Entries with figure data
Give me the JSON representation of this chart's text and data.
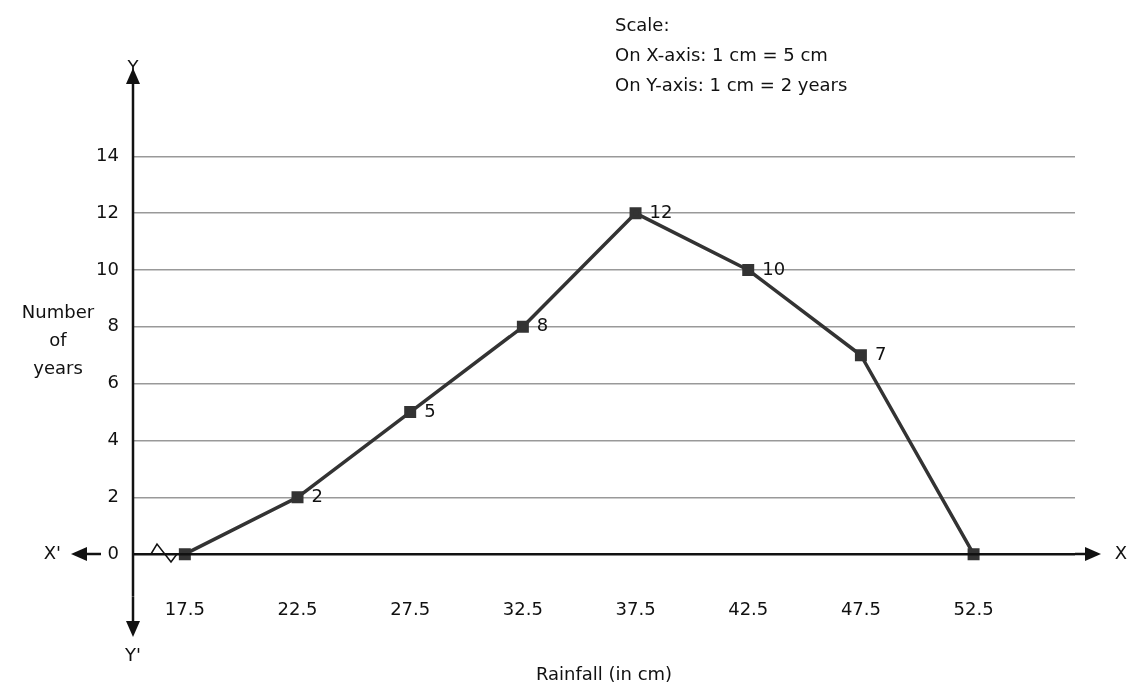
{
  "chart_data": {
    "type": "line",
    "xlabel": "Rainfall (in cm)",
    "ylabel": "Number of years",
    "x": [
      17.5,
      22.5,
      27.5,
      32.5,
      37.5,
      42.5,
      47.5,
      52.5
    ],
    "series": [
      {
        "color": "#333333",
        "values": [
          0,
          2,
          5,
          8,
          12,
          10,
          7,
          0
        ],
        "value_labels": [
          null,
          "2",
          "5",
          "8",
          "12",
          "10",
          "7",
          null
        ]
      }
    ],
    "xlim": [
      15.2,
      57
    ],
    "xticks": [
      17.5,
      22.5,
      27.5,
      32.5,
      37.5,
      42.5,
      47.5,
      52.5
    ],
    "ylim": [
      -1.5,
      15.7
    ],
    "yticks": [
      0,
      2,
      4,
      6,
      8,
      10,
      12,
      14
    ],
    "grid": "y",
    "legend": false,
    "marker": "square",
    "line_style": "solid",
    "annotations": [
      "Scale:",
      "On X-axis: 1 cm = 5 cm",
      "On Y-axis: 1 cm = 2 years",
      "X'",
      "X",
      "Y",
      "Y'"
    ]
  }
}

* [Given exercise]: Give only the number of lines in the records that contain the string "years".

* [Written response]: 2